Objective:
Transcribe every record that appears below, exactly and in full.

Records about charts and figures
-- Start --

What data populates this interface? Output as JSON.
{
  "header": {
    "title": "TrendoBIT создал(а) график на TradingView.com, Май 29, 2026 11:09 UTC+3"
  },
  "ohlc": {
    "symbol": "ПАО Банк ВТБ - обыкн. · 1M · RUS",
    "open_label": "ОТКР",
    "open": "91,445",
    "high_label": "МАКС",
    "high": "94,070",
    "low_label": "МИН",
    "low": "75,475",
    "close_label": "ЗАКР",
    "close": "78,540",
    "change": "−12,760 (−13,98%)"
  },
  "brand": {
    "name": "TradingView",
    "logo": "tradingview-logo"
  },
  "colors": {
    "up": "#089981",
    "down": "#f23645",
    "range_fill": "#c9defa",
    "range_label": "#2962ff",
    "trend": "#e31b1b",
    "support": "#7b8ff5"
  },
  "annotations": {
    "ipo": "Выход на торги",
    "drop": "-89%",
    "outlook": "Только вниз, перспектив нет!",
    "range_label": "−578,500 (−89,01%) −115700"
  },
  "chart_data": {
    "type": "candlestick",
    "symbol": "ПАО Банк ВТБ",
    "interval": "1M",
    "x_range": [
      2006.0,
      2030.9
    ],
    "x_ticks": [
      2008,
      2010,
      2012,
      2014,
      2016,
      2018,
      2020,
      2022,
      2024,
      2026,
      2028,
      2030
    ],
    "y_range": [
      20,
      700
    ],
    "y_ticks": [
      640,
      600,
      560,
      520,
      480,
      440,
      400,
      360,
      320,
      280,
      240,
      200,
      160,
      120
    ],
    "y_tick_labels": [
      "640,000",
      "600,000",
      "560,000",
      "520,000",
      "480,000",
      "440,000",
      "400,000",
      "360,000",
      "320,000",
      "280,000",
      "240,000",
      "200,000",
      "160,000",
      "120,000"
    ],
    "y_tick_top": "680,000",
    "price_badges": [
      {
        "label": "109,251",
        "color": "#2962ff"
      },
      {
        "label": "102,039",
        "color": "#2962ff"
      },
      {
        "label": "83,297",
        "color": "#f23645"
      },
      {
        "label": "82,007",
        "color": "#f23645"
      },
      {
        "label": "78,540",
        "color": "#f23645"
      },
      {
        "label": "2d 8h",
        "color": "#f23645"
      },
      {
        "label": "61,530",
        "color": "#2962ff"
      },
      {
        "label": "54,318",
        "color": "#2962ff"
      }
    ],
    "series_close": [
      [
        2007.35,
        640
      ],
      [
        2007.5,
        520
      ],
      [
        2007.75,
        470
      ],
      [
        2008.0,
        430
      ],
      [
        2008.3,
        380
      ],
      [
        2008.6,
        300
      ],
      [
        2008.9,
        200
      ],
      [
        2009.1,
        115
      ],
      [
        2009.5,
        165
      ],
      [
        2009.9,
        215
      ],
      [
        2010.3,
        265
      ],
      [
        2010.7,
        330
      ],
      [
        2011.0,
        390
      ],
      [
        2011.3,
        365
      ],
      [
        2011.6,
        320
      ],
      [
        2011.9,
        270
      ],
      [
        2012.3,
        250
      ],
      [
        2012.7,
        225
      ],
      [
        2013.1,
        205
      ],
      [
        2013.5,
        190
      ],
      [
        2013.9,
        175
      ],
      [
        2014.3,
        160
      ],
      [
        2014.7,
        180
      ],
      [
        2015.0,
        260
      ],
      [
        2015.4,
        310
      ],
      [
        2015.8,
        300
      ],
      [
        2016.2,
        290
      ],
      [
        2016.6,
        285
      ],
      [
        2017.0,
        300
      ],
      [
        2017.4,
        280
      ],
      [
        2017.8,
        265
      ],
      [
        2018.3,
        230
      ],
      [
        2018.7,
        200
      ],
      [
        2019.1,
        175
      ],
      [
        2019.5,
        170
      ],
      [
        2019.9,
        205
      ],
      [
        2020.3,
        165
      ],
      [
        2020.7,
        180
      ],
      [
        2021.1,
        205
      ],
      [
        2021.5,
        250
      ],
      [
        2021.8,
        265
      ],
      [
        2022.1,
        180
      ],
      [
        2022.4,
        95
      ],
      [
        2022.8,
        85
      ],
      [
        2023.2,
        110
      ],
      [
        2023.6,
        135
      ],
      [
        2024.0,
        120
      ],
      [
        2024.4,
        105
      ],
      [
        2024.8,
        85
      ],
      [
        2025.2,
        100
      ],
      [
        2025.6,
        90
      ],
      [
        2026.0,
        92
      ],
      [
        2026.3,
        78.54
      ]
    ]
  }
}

-- End --

Solution:
What data populates this interface? Output as JSON.
{
  "header": {
    "title": "TrendoBIT создал(а) график на TradingView.com, Май 29, 2026 11:09 UTC+3"
  },
  "ohlc": {
    "symbol": "ПАО Банк ВТБ - обыкн. · 1M · RUS",
    "open_label": "ОТКР",
    "open": "91,445",
    "high_label": "МАКС",
    "high": "94,070",
    "low_label": "МИН",
    "low": "75,475",
    "close_label": "ЗАКР",
    "close": "78,540",
    "change": "−12,760 (−13,98%)"
  },
  "brand": {
    "name": "TradingView",
    "logo": "tradingview-logo"
  },
  "colors": {
    "up": "#089981",
    "down": "#f23645",
    "range_fill": "#c9defa",
    "range_label": "#2962ff",
    "trend": "#e31b1b",
    "support": "#7b8ff5"
  },
  "annotations": {
    "ipo": "Выход на торги",
    "drop": "-89%",
    "outlook": "Только вниз, перспектив нет!",
    "range_label": "−578,500 (−89,01%) −115700"
  },
  "chart_data": {
    "type": "candlestick",
    "symbol": "ПАО Банк ВТБ",
    "interval": "1M",
    "x_range": [
      2006.0,
      2030.9
    ],
    "x_ticks": [
      2008,
      2010,
      2012,
      2014,
      2016,
      2018,
      2020,
      2022,
      2024,
      2026,
      2028,
      2030
    ],
    "y_range": [
      20,
      700
    ],
    "y_ticks": [
      640,
      600,
      560,
      520,
      480,
      440,
      400,
      360,
      320,
      280,
      240,
      200,
      160,
      120
    ],
    "y_tick_labels": [
      "640,000",
      "600,000",
      "560,000",
      "520,000",
      "480,000",
      "440,000",
      "400,000",
      "360,000",
      "320,000",
      "280,000",
      "240,000",
      "200,000",
      "160,000",
      "120,000"
    ],
    "y_tick_top": "680,000",
    "price_badges": [
      {
        "label": "109,251",
        "color": "#2962ff"
      },
      {
        "label": "102,039",
        "color": "#2962ff"
      },
      {
        "label": "83,297",
        "color": "#f23645"
      },
      {
        "label": "82,007",
        "color": "#f23645"
      },
      {
        "label": "78,540",
        "color": "#f23645"
      },
      {
        "label": "2d 8h",
        "color": "#f23645"
      },
      {
        "label": "61,530",
        "color": "#2962ff"
      },
      {
        "label": "54,318",
        "color": "#2962ff"
      }
    ],
    "series_close": [
      [
        2007.35,
        640
      ],
      [
        2007.5,
        520
      ],
      [
        2007.75,
        470
      ],
      [
        2008.0,
        430
      ],
      [
        2008.3,
        380
      ],
      [
        2008.6,
        300
      ],
      [
        2008.9,
        200
      ],
      [
        2009.1,
        115
      ],
      [
        2009.5,
        165
      ],
      [
        2009.9,
        215
      ],
      [
        2010.3,
        265
      ],
      [
        2010.7,
        330
      ],
      [
        2011.0,
        390
      ],
      [
        2011.3,
        365
      ],
      [
        2011.6,
        320
      ],
      [
        2011.9,
        270
      ],
      [
        2012.3,
        250
      ],
      [
        2012.7,
        225
      ],
      [
        2013.1,
        205
      ],
      [
        2013.5,
        190
      ],
      [
        2013.9,
        175
      ],
      [
        2014.3,
        160
      ],
      [
        2014.7,
        180
      ],
      [
        2015.0,
        260
      ],
      [
        2015.4,
        310
      ],
      [
        2015.8,
        300
      ],
      [
        2016.2,
        290
      ],
      [
        2016.6,
        285
      ],
      [
        2017.0,
        300
      ],
      [
        2017.4,
        280
      ],
      [
        2017.8,
        265
      ],
      [
        2018.3,
        230
      ],
      [
        2018.7,
        200
      ],
      [
        2019.1,
        175
      ],
      [
        2019.5,
        170
      ],
      [
        2019.9,
        205
      ],
      [
        2020.3,
        165
      ],
      [
        2020.7,
        180
      ],
      [
        2021.1,
        205
      ],
      [
        2021.5,
        250
      ],
      [
        2021.8,
        265
      ],
      [
        2022.1,
        180
      ],
      [
        2022.4,
        95
      ],
      [
        2022.8,
        85
      ],
      [
        2023.2,
        110
      ],
      [
        2023.6,
        135
      ],
      [
        2024.0,
        120
      ],
      [
        2024.4,
        105
      ],
      [
        2024.8,
        85
      ],
      [
        2025.2,
        100
      ],
      [
        2025.6,
        90
      ],
      [
        2026.0,
        92
      ],
      [
        2026.3,
        78.54
      ]
    ]
  }
}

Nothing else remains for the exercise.